§ **Direction**
Transcribe each line of the material below without alteration, and omit the picture from your transcription.

§ **Source material**
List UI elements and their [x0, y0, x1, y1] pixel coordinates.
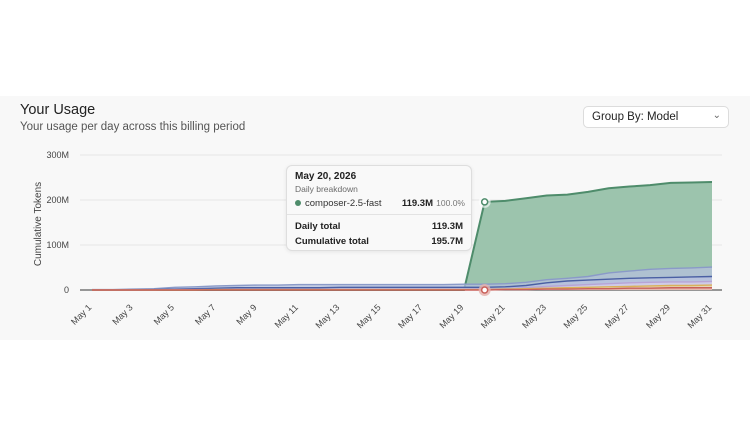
x-tick-label: May 3: [110, 302, 134, 326]
tooltip-model-value: 119.3M: [401, 198, 433, 209]
tooltip-daily-total-label: Daily total: [295, 221, 341, 232]
x-tick-label: May 27: [603, 302, 631, 330]
x-tick-label: May 9: [234, 302, 258, 326]
series-line-5: [92, 287, 712, 291]
x-tick-label: May 19: [437, 302, 465, 330]
x-tick-label: May 1: [69, 302, 93, 326]
area-layer: [92, 181, 713, 291]
tooltip-date: May 20, 2026: [295, 171, 357, 182]
x-tick-label: May 23: [520, 302, 548, 330]
group-by-label: Group By: Model: [592, 111, 679, 123]
page-subtitle: Your usage per day across this billing p…: [20, 121, 246, 133]
series-line-1: [92, 266, 713, 291]
x-tick-label: May 31: [685, 302, 713, 330]
x-tick-label: May 17: [396, 302, 424, 330]
y-axis-label: Cumulative Tokens: [33, 182, 44, 266]
series-line-2: [92, 275, 713, 291]
x-tick-label: May 21: [479, 302, 507, 330]
x-tick-label: May 7: [193, 302, 217, 326]
usage-chart: 0 100M 200M 300M May 1 May 3 May 5 May 7 May 9 Ma…: [33, 150, 722, 330]
x-tick-label: May 13: [313, 302, 341, 330]
y-tick-label: 100M: [46, 240, 69, 250]
tooltip-divider: [287, 214, 471, 215]
x-tick-label: May 25: [561, 302, 589, 330]
y-tick-label: 300M: [46, 150, 69, 160]
x-tick-label: May 29: [644, 302, 672, 330]
tooltip-subtitle: Daily breakdown: [295, 184, 358, 194]
x-tick-label: May 15: [355, 302, 383, 330]
chart-tooltip: May 20, 2026 Daily breakdown composer-2.…: [286, 165, 472, 251]
tooltip-model-name: composer-2.5-fast: [305, 198, 382, 209]
y-tick-label: 200M: [46, 195, 69, 205]
tooltip-cumulative-total-label: Cumulative total: [295, 236, 369, 247]
series-area-0: [92, 182, 712, 290]
highlight-point: [480, 198, 489, 206]
marker-layer: [478, 195, 491, 296]
x-tick-label: May 11: [273, 302, 300, 329]
x-tick-label: May 5: [152, 302, 176, 326]
group-by-select[interactable]: Group By: Model ⌄: [583, 106, 729, 128]
tooltip-model-pct: 100.0%: [436, 198, 465, 208]
tooltip-model-row: composer-2.5-fast 119.3M 100.0%: [295, 198, 465, 210]
page-title: Your Usage: [20, 102, 96, 118]
series-color-dot: [295, 200, 301, 206]
y-tick-label: 0: [64, 285, 69, 295]
tooltip-cumulative-total-value: 195.7M: [431, 236, 463, 247]
tooltip-daily-total-value: 119.3M: [431, 221, 463, 232]
chevron-down-icon: ⌄: [712, 110, 721, 121]
baseline-highlight-point: [480, 286, 489, 294]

§ **Task output**
List UI elements and their [x0, y0, x1, y1] pixel coordinates.
x-tick-label: May 3: [110, 302, 134, 326]
tooltip-model-value: 119.3M: [401, 198, 433, 209]
tooltip-daily-total-label: Daily total: [295, 221, 341, 232]
x-tick-label: May 27: [603, 302, 631, 330]
x-tick-label: May 9: [234, 302, 258, 326]
series-line-5: [92, 287, 712, 291]
x-tick-label: May 19: [437, 302, 465, 330]
x-tick-label: May 1: [69, 302, 93, 326]
area-layer: [92, 181, 713, 291]
tooltip-date: May 20, 2026: [295, 171, 357, 182]
x-tick-label: May 23: [520, 302, 548, 330]
group-by-label: Group By: Model: [592, 111, 679, 123]
page-subtitle: Your usage per day across this billing p…: [20, 121, 246, 133]
series-line-1: [92, 266, 713, 291]
x-tick-label: May 31: [685, 302, 713, 330]
x-tick-label: May 17: [396, 302, 424, 330]
y-axis-label: Cumulative Tokens: [33, 182, 44, 266]
series-line-2: [92, 275, 713, 291]
x-tick-label: May 21: [479, 302, 507, 330]
x-tick-label: May 7: [193, 302, 217, 326]
usage-chart: 0 100M 200M 300M May 1 May 3 May 5 May 7 May 9 Ma…: [33, 150, 722, 330]
x-tick-label: May 13: [313, 302, 341, 330]
y-tick-label: 100M: [46, 240, 69, 250]
tooltip-divider: [287, 214, 471, 215]
x-tick-label: May 25: [561, 302, 589, 330]
y-tick-label: 300M: [46, 150, 69, 160]
x-tick-label: May 29: [644, 302, 672, 330]
tooltip-subtitle: Daily breakdown: [295, 184, 358, 194]
x-tick-label: May 15: [355, 302, 383, 330]
chart-tooltip: May 20, 2026 Daily breakdown composer-2.…: [286, 165, 472, 251]
tooltip-model-name: composer-2.5-fast: [305, 198, 382, 209]
y-tick-label: 200M: [46, 195, 69, 205]
tooltip-cumulative-total-label: Cumulative total: [295, 236, 369, 247]
series-area-0: [92, 182, 712, 290]
highlight-point: [480, 198, 489, 206]
marker-layer: [478, 195, 491, 296]
x-tick-label: May 11: [273, 302, 300, 329]
x-tick-label: May 5: [152, 302, 176, 326]
group-by-select[interactable]: Group By: Model ⌄: [583, 106, 729, 128]
tooltip-model-pct: 100.0%: [436, 198, 465, 208]
tooltip-model-row: composer-2.5-fast 119.3M 100.0%: [295, 198, 465, 210]
page-title: Your Usage: [20, 102, 96, 118]
series-color-dot: [295, 200, 301, 206]
y-tick-label: 0: [64, 285, 69, 295]
tooltip-cumulative-total-value: 195.7M: [431, 236, 463, 247]
tooltip-daily-total-value: 119.3M: [431, 221, 463, 232]
chevron-down-icon: ⌄: [712, 110, 721, 121]
baseline-highlight-point: [480, 286, 489, 294]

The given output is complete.